Written request -
Pick every line with "pour" from the material below.
* * * * * * * * *
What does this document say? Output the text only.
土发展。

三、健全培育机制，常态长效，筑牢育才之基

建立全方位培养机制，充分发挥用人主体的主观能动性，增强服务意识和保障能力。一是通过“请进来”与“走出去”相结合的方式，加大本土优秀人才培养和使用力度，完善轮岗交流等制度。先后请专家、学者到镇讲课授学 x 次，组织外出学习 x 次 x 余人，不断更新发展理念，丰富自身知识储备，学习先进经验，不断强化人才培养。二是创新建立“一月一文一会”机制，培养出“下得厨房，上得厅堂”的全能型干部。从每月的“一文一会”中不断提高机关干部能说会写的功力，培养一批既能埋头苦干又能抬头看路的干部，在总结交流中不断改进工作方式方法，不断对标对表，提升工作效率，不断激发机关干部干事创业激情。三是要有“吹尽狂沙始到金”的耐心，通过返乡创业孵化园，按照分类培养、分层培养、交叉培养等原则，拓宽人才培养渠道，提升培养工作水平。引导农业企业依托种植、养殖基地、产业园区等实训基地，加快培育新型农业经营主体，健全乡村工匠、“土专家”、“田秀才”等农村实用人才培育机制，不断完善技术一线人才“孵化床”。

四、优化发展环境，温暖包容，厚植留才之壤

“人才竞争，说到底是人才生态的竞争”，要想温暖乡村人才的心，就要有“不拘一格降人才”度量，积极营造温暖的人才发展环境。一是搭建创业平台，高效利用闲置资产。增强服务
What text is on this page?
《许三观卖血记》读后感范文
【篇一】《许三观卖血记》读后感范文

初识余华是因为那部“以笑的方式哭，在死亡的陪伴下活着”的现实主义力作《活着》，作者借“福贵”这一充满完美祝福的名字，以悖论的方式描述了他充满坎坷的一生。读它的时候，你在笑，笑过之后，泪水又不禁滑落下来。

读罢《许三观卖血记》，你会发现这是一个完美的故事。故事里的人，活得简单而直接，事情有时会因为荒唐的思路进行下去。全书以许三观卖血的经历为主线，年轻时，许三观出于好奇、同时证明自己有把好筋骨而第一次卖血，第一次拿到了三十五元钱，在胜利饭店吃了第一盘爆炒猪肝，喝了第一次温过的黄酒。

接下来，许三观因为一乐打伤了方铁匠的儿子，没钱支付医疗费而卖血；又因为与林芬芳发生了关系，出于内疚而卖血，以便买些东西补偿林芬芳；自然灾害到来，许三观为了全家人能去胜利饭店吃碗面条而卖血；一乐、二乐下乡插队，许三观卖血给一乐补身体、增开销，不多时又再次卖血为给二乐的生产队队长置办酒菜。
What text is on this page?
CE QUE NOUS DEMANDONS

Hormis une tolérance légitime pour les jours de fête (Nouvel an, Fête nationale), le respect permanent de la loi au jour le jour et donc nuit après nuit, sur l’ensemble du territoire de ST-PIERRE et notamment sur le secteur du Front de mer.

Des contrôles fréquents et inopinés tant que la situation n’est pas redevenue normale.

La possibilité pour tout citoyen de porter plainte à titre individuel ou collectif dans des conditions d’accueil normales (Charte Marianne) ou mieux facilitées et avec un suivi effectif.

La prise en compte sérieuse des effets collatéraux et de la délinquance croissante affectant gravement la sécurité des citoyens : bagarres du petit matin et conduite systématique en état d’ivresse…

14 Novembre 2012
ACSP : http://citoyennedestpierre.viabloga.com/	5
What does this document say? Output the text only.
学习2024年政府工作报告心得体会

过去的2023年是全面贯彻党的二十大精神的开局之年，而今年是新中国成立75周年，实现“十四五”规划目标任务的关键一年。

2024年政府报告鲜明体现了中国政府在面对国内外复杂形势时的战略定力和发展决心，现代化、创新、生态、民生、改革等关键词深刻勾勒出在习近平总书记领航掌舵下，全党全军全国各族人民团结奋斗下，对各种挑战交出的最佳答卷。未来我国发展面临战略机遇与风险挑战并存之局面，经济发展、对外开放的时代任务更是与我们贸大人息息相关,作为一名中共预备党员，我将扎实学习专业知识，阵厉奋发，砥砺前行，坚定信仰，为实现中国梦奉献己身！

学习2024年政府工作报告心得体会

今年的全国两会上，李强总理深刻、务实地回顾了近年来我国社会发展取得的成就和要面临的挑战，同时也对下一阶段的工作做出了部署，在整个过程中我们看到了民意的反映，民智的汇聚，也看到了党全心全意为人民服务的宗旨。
* * * * * * * * *
Solved problem -
Hormis une tolérance légitime pour les jours de fête (Nouvel an, Fête nationale), le respect permanent de la loi au jour le jour et donc nuit après nuit, sur l’ensemble du territoire de ST-PIERRE et notamment sur le secteur du Front de mer.
La possibilité pour tout citoyen de porter plainte à titre individuel ou collectif dans des conditions d’accueil normales (Charte Marianne) ou mieux facilitées et avec un suivi effectif.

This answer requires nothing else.